---------- DATASET EXTRACT
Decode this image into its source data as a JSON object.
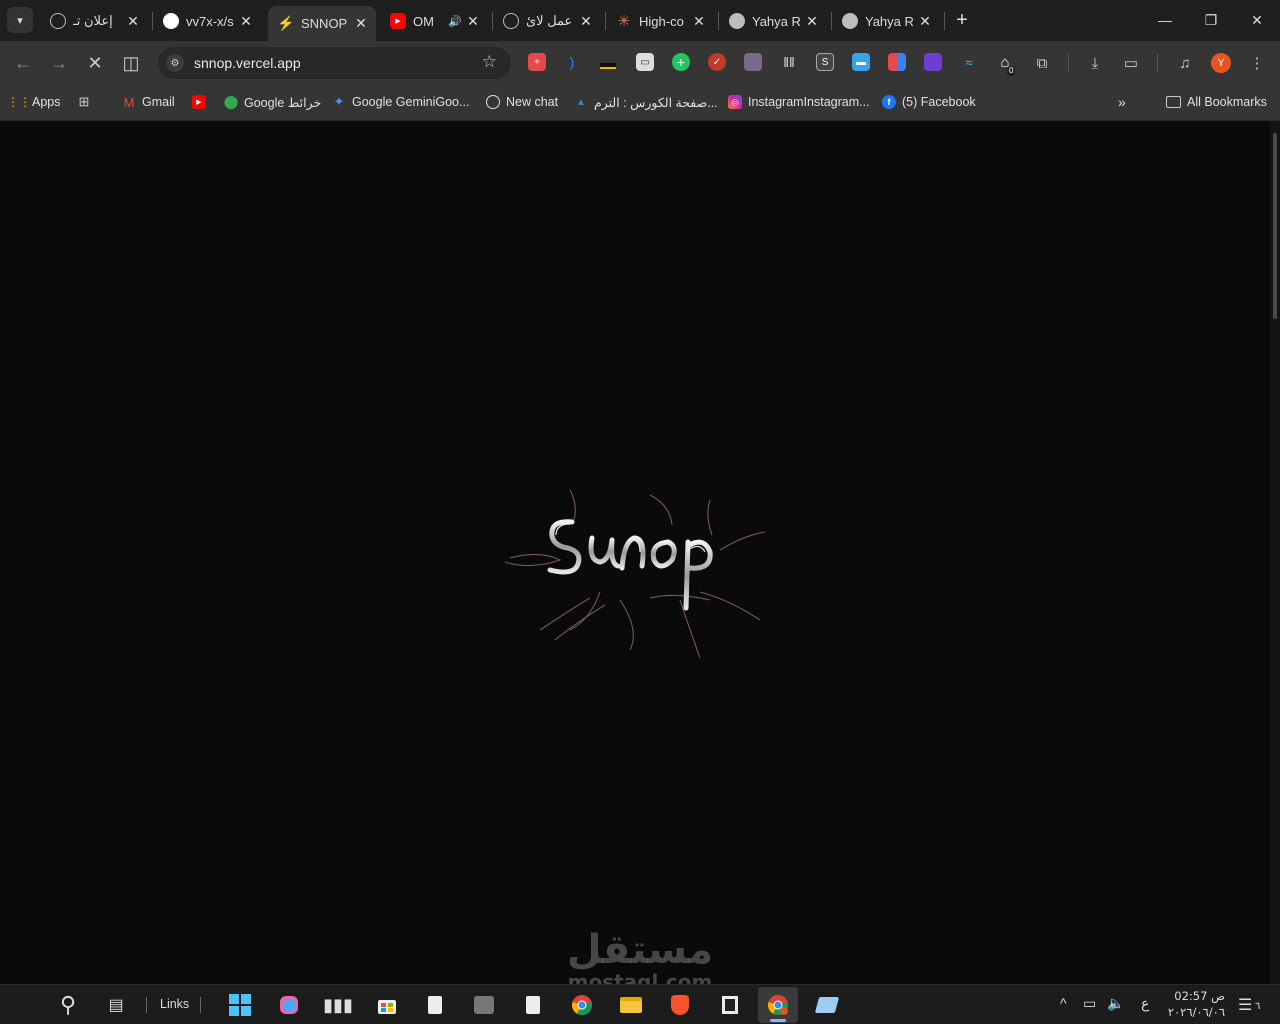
{
  "browser": {
    "tabs": [
      {
        "title": "إعلان تـ",
        "favicon": "chatgpt-icon",
        "color": "#bdbdbd"
      },
      {
        "title": "vv7x-x/s",
        "favicon": "github-icon",
        "color": "#ffffff"
      },
      {
        "title": "SNNOP",
        "favicon": "bolt-icon",
        "color": "#f6c34a"
      },
      {
        "title": "OM",
        "favicon": "youtube-icon",
        "color": "#ff0000"
      },
      {
        "title": "عمل لائ",
        "favicon": "chatgpt-icon",
        "color": "#bdbdbd"
      },
      {
        "title": "High-co",
        "favicon": "claude-icon",
        "color": "#d97757"
      },
      {
        "title": "Yahya R",
        "favicon": "globe-icon",
        "color": "#bdbdbd"
      },
      {
        "title": "Yahya R",
        "favicon": "globe-icon",
        "color": "#bdbdbd"
      }
    ],
    "active_tab_index": 2,
    "url": "snnop.vercel.app",
    "profile_initial": "Y",
    "extension_badge": "0",
    "bookmarks": [
      {
        "label": "Apps",
        "icon": "apps-grid-icon",
        "color": "#f4b400"
      },
      {
        "label": "",
        "icon": "tab-groups-icon",
        "color": "#cccccc"
      },
      {
        "label": "Gmail",
        "icon": "gmail-icon",
        "color": "#ea4335"
      },
      {
        "label": "",
        "icon": "youtube-icon",
        "color": "#ff0000"
      },
      {
        "label": "Google خرائط",
        "icon": "maps-icon",
        "color": "#34a853"
      },
      {
        "label": "Google GeminiGoo...",
        "icon": "gemini-icon",
        "color": "#4f8cff"
      },
      {
        "label": "New chat",
        "icon": "chatgpt-icon",
        "color": "#e0e0e0"
      },
      {
        "label": "صفحة الكورس : الترم...",
        "icon": "course-icon",
        "color": "#3b82c4"
      },
      {
        "label": "InstagramInstagram...",
        "icon": "instagram-icon",
        "color": "#d6249f"
      },
      {
        "label": "(5) Facebook",
        "icon": "facebook-icon",
        "color": "#1877f2"
      }
    ],
    "all_bookmarks_label": "All Bookmarks"
  },
  "page": {
    "logo_text": "SNNOP",
    "accent": "#b8b8b8"
  },
  "watermark": {
    "arabic": "مستقل",
    "latin": "mostaql.com"
  },
  "taskbar": {
    "links_label": "Links",
    "clock_time": "02:57 ص",
    "clock_date": "٢٠٢٦/٠٦/٠٦",
    "input_language": "ع",
    "notification_count": "٦"
  }
}
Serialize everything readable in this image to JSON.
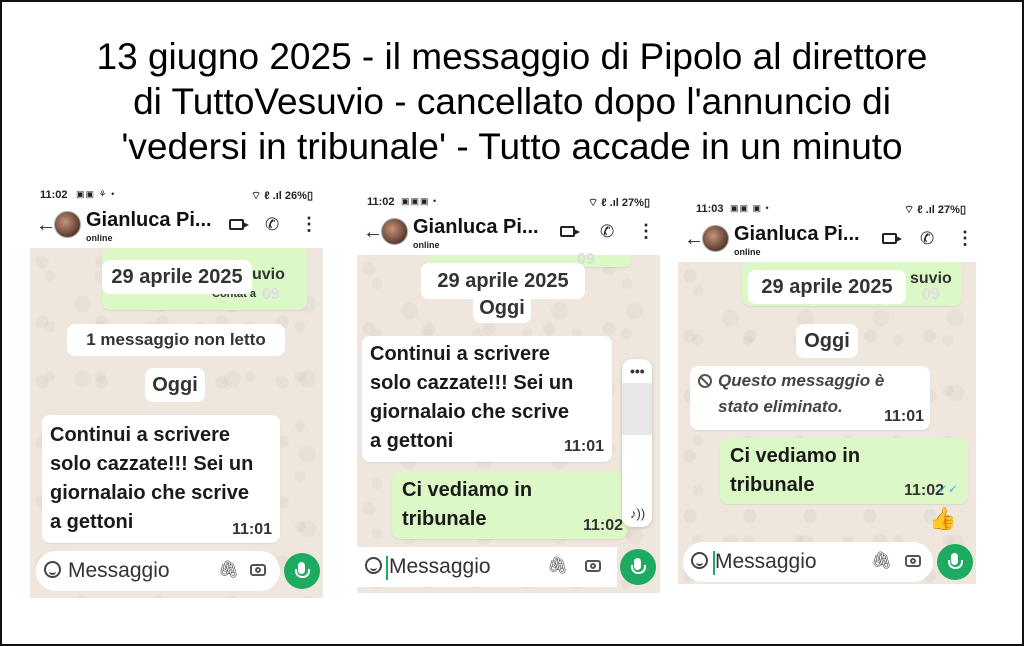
{
  "title": {
    "line1": "13 giugno 2025 - il messaggio di Pipolo al direttore",
    "line2": "di TuttoVesuvio - cancellato dopo l'annuncio di",
    "line3": "'vedersi in tribunale' - Tutto accade in un minuto"
  },
  "screens": [
    {
      "status_time": "11:02",
      "battery": "26%",
      "contact_name": "Gianluca Pi...",
      "contact_status": "online",
      "date_pill": "29 aprile 2025",
      "partial_text": "uvio",
      "partial_contact": "Contat a",
      "partial_time": "09",
      "unread_pill": "1 messaggio non letto",
      "today_pill": "Oggi",
      "messages": [
        {
          "direction": "in",
          "text": "Continui a scrivere\nsolo cazzate!!! Sei un\ngiornalaio che scrive\na gettoni",
          "time": "11:01"
        }
      ],
      "input_placeholder": "Messaggio"
    },
    {
      "status_time": "11:02",
      "battery": "27%",
      "contact_name": "Gianluca Pi...",
      "contact_status": "online",
      "date_pill": "29 aprile 2025",
      "partial_time": "09",
      "today_pill": "Oggi",
      "messages": [
        {
          "direction": "in",
          "text": "Continui a scrivere\nsolo cazzate!!! Sei un\ngiornalaio che scrive\na gettoni",
          "time": "11:01"
        },
        {
          "direction": "out",
          "text": "Ci vediamo in\ntribunale",
          "time": "11:02"
        }
      ],
      "input_placeholder": "Messaggio"
    },
    {
      "status_time": "11:03",
      "battery": "27%",
      "contact_name": "Gianluca Pi...",
      "contact_status": "online",
      "date_pill": "29 aprile 2025",
      "partial_text": "suvio",
      "partial_time": "09",
      "today_pill": "Oggi",
      "messages": [
        {
          "direction": "in",
          "deleted": true,
          "text": "Questo messaggio è\nstato eliminato.",
          "time": "11:01"
        },
        {
          "direction": "out",
          "text": "Ci vediamo in\ntribunale",
          "time": "11:02"
        }
      ],
      "reaction": "👍",
      "input_placeholder": "Messaggio"
    }
  ]
}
--------------------
→ **REQUIRED WORK**:
Omit the pictures and give the material again, exactly and in full.

→ **EXERCISE ANSWER**:
Decode this image into its source data as a JSON object.
{
  "browser": {
    "tabs": [
      {
        "title": "إعلان تـ",
        "favicon": "chatgpt-icon",
        "color": "#bdbdbd"
      },
      {
        "title": "vv7x-x/s",
        "favicon": "github-icon",
        "color": "#ffffff"
      },
      {
        "title": "SNNOP",
        "favicon": "bolt-icon",
        "color": "#f6c34a"
      },
      {
        "title": "OM",
        "favicon": "youtube-icon",
        "color": "#ff0000"
      },
      {
        "title": "عمل لائ",
        "favicon": "chatgpt-icon",
        "color": "#bdbdbd"
      },
      {
        "title": "High-co",
        "favicon": "claude-icon",
        "color": "#d97757"
      },
      {
        "title": "Yahya R",
        "favicon": "globe-icon",
        "color": "#bdbdbd"
      },
      {
        "title": "Yahya R",
        "favicon": "globe-icon",
        "color": "#bdbdbd"
      }
    ],
    "active_tab_index": 2,
    "url": "snnop.vercel.app",
    "profile_initial": "Y",
    "extension_badge": "0",
    "bookmarks": [
      {
        "label": "Apps",
        "icon": "apps-grid-icon",
        "color": "#f4b400"
      },
      {
        "label": "",
        "icon": "tab-groups-icon",
        "color": "#cccccc"
      },
      {
        "label": "Gmail",
        "icon": "gmail-icon",
        "color": "#ea4335"
      },
      {
        "label": "",
        "icon": "youtube-icon",
        "color": "#ff0000"
      },
      {
        "label": "Google خرائط",
        "icon": "maps-icon",
        "color": "#34a853"
      },
      {
        "label": "Google GeminiGoo...",
        "icon": "gemini-icon",
        "color": "#4f8cff"
      },
      {
        "label": "New chat",
        "icon": "chatgpt-icon",
        "color": "#e0e0e0"
      },
      {
        "label": "صفحة الكورس : الترم...",
        "icon": "course-icon",
        "color": "#3b82c4"
      },
      {
        "label": "InstagramInstagram...",
        "icon": "instagram-icon",
        "color": "#d6249f"
      },
      {
        "label": "(5) Facebook",
        "icon": "facebook-icon",
        "color": "#1877f2"
      }
    ],
    "all_bookmarks_label": "All Bookmarks"
  },
  "page": {
    "logo_text": "SNNOP",
    "accent": "#b8b8b8"
  },
  "watermark": {
    "arabic": "مستقل",
    "latin": "mostaql.com"
  },
  "taskbar": {
    "links_label": "Links",
    "clock_time": "02:57 ص",
    "clock_date": "٢٠٢٦/٠٦/٠٦",
    "input_language": "ع",
    "notification_count": "٦"
  }
}
Serialize everything readable in this image to JSON.
{
  "title": {
    "line1": "13 giugno 2025 - il messaggio di Pipolo al direttore",
    "line2": "di TuttoVesuvio - cancellato dopo l'annuncio di",
    "line3": "'vedersi in tribunale' - Tutto accade in un minuto"
  },
  "screens": [
    {
      "status_time": "11:02",
      "battery": "26%",
      "contact_name": "Gianluca Pi...",
      "contact_status": "online",
      "date_pill": "29 aprile 2025",
      "partial_text": "uvio",
      "partial_contact": "Contat a",
      "partial_time": "09",
      "unread_pill": "1 messaggio non letto",
      "today_pill": "Oggi",
      "messages": [
        {
          "direction": "in",
          "text": "Continui a scrivere\nsolo cazzate!!! Sei un\ngiornalaio che scrive\na gettoni",
          "time": "11:01"
        }
      ],
      "input_placeholder": "Messaggio"
    },
    {
      "status_time": "11:02",
      "battery": "27%",
      "contact_name": "Gianluca Pi...",
      "contact_status": "online",
      "date_pill": "29 aprile 2025",
      "partial_time": "09",
      "today_pill": "Oggi",
      "messages": [
        {
          "direction": "in",
          "text": "Continui a scrivere\nsolo cazzate!!! Sei un\ngiornalaio che scrive\na gettoni",
          "time": "11:01"
        },
        {
          "direction": "out",
          "text": "Ci vediamo in\ntribunale",
          "time": "11:02"
        }
      ],
      "input_placeholder": "Messaggio"
    },
    {
      "status_time": "11:03",
      "battery": "27%",
      "contact_name": "Gianluca Pi...",
      "contact_status": "online",
      "date_pill": "29 aprile 2025",
      "partial_text": "suvio",
      "partial_time": "09",
      "today_pill": "Oggi",
      "messages": [
        {
          "direction": "in",
          "deleted": true,
          "text": "Questo messaggio è\nstato eliminato.",
          "time": "11:01"
        },
        {
          "direction": "out",
          "text": "Ci vediamo in\ntribunale",
          "time": "11:02"
        }
      ],
      "reaction": "👍",
      "input_placeholder": "Messaggio"
    }
  ]
}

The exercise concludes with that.